Work through the records below and tally every line containing "într". Reply with the total alone.

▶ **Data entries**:
'''
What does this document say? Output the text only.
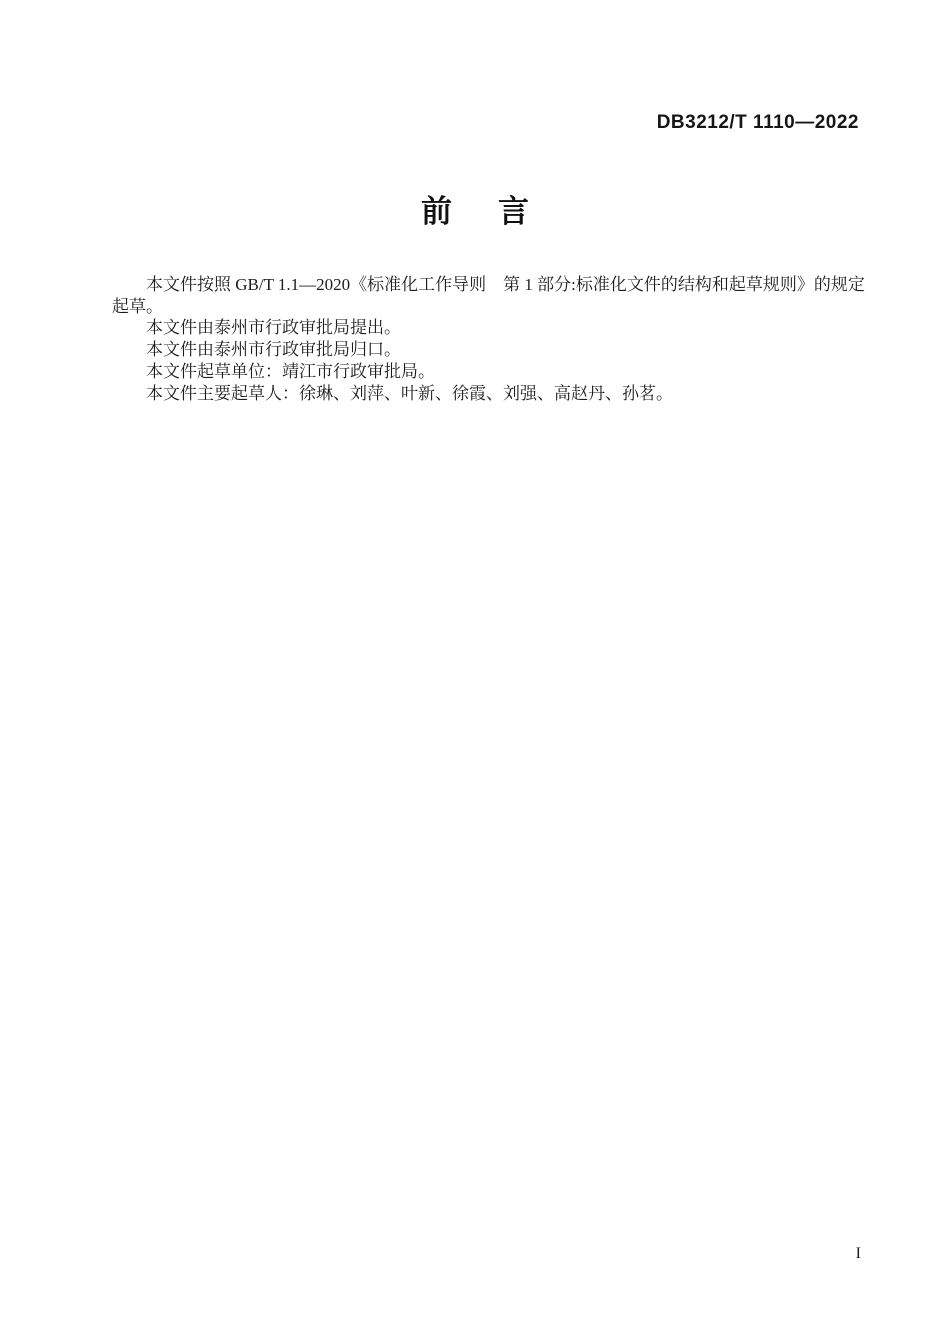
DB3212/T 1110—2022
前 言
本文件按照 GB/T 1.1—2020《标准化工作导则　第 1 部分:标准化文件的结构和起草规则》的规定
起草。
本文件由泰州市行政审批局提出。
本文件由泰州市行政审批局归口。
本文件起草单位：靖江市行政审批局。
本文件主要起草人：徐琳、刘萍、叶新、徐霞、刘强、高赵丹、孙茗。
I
'''
'''
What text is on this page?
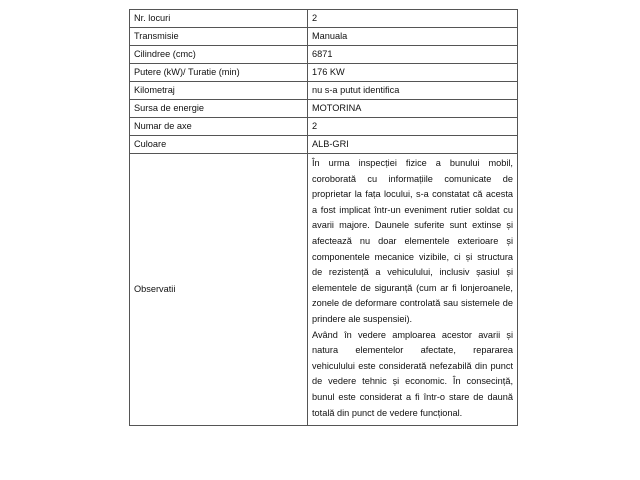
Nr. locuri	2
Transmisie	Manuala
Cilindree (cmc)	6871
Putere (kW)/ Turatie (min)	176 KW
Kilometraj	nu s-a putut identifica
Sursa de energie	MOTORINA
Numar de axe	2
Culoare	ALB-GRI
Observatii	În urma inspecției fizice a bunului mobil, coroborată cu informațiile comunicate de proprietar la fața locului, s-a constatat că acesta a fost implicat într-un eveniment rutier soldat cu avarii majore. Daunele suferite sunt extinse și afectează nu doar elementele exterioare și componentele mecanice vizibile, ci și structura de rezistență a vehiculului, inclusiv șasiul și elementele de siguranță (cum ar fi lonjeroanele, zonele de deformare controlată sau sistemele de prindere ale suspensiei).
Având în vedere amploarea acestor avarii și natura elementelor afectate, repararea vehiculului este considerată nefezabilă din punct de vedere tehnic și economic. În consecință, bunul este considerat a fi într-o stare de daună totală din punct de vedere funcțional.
'''
'''
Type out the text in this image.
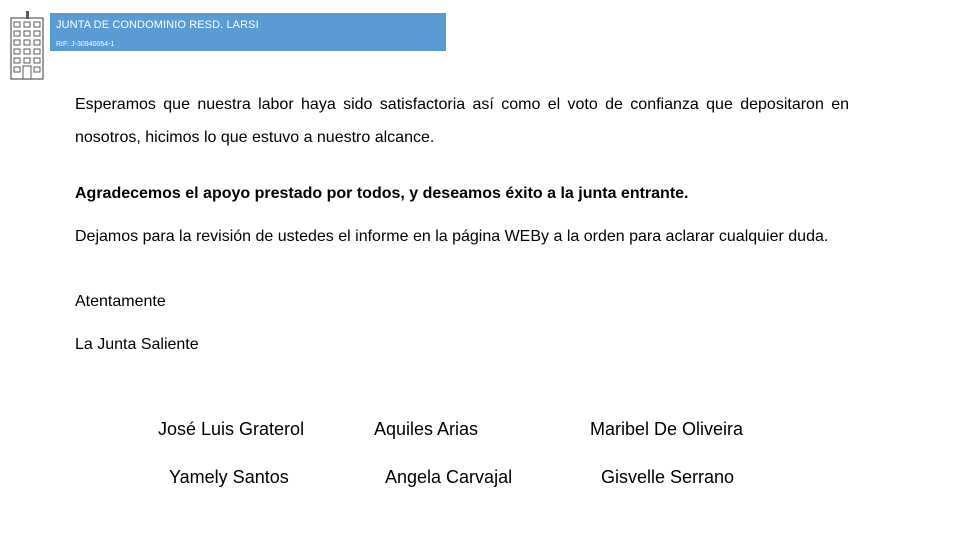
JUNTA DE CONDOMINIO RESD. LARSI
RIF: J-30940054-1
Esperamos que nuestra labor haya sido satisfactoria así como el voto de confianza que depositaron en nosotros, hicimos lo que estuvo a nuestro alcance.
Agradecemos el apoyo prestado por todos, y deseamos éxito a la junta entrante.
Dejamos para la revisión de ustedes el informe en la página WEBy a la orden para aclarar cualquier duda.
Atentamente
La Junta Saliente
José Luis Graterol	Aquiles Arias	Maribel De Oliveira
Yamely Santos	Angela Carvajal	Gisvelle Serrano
'''
▶ **Right answer**:
2